Dataset entries:
++++++++++++++++++++
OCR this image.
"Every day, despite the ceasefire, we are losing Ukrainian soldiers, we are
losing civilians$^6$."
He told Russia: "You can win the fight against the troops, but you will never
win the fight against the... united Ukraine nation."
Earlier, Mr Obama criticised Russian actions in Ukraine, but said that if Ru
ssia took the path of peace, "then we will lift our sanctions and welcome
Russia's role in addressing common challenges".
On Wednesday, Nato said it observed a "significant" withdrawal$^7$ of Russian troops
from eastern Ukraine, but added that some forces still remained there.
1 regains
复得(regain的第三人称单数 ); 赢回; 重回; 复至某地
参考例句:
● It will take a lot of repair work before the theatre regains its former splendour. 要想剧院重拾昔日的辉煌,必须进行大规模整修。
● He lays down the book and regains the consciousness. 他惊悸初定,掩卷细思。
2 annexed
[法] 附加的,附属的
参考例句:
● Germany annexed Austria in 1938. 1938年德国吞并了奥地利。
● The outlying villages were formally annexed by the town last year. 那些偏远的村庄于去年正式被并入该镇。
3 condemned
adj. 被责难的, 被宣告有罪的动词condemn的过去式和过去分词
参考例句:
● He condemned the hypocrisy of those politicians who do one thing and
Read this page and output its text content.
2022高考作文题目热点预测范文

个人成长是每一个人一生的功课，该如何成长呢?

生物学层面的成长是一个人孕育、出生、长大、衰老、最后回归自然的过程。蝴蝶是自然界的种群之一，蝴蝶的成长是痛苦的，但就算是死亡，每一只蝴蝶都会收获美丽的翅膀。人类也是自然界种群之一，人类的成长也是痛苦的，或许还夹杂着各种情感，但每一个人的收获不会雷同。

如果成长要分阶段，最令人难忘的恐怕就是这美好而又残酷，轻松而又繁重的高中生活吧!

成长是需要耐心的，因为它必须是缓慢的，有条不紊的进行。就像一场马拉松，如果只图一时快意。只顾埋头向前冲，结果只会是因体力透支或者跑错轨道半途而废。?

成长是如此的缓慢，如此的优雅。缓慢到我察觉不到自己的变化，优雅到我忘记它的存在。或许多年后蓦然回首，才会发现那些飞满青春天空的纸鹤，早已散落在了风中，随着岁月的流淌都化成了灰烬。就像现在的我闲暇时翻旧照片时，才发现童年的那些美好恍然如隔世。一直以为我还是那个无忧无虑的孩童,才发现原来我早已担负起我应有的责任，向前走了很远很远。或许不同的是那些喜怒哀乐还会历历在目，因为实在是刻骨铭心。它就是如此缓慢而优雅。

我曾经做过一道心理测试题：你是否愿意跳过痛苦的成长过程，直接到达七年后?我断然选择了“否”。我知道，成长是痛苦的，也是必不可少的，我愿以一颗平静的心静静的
++++++++++++++++++++
### WHAT IS ASKED
Copy out each record from above, exactly.

### SOLUTION BELOW
OCR this image.
"Every day, despite the ceasefire, we are losing Ukrainian soldiers, we are
losing civilians$^6$."
He told Russia: "You can win the fight against the troops, but you will never
win the fight against the... united Ukraine nation."
Earlier, Mr Obama criticised Russian actions in Ukraine, but said that if Ru
ssia took the path of peace, "then we will lift our sanctions and welcome
Russia's role in addressing common challenges".
On Wednesday, Nato said it observed a "significant" withdrawal$^7$ of Russian troops
from eastern Ukraine, but added that some forces still remained there.
1 regains
复得(regain的第三人称单数 ); 赢回; 重回; 复至某地
参考例句:
● It will take a lot of repair work before the theatre regains its former splendour. 要想剧院重拾昔日的辉煌,必须进行大规模整修。
● He lays down the book and regains the consciousness. 他惊悸初定,掩卷细思。
2 annexed
[法] 附加的,附属的
参考例句:
● Germany annexed Austria in 1938. 1938年德国吞并了奥地利。
● The outlying villages were formally annexed by the town last year. 那些偏远的村庄于去年正式被并入该镇。
3 condemned
adj. 被责难的, 被宣告有罪的动词condemn的过去式和过去分词
参考例句:
● He condemned the hypocrisy of those politicians who do one thing and
Read this page and output its text content.
2022高考作文题目热点预测范文

个人成长是每一个人一生的功课，该如何成长呢?

生物学层面的成长是一个人孕育、出生、长大、衰老、最后回归自然的过程。蝴蝶是自然界的种群之一，蝴蝶的成长是痛苦的，但就算是死亡，每一只蝴蝶都会收获美丽的翅膀。人类也是自然界种群之一，人类的成长也是痛苦的，或许还夹杂着各种情感，但每一个人的收获不会雷同。

如果成长要分阶段，最令人难忘的恐怕就是这美好而又残酷，轻松而又繁重的高中生活吧!

成长是需要耐心的，因为它必须是缓慢的，有条不紊的进行。就像一场马拉松，如果只图一时快意。只顾埋头向前冲，结果只会是因体力透支或者跑错轨道半途而废。?

成长是如此的缓慢，如此的优雅。缓慢到我察觉不到自己的变化，优雅到我忘记它的存在。或许多年后蓦然回首，才会发现那些飞满青春天空的纸鹤，早已散落在了风中，随着岁月的流淌都化成了灰烬。就像现在的我闲暇时翻旧照片时，才发现童年的那些美好恍然如隔世。一直以为我还是那个无忧无虑的孩童,才发现原来我早已担负起我应有的责任，向前走了很远很远。或许不同的是那些喜怒哀乐还会历历在目，因为实在是刻骨铭心。它就是如此缓慢而优雅。

我曾经做过一道心理测试题：你是否愿意跳过痛苦的成长过程，直接到达七年后?我断然选择了“否”。我知道，成长是痛苦的，也是必不可少的，我愿以一颗平静的心静静的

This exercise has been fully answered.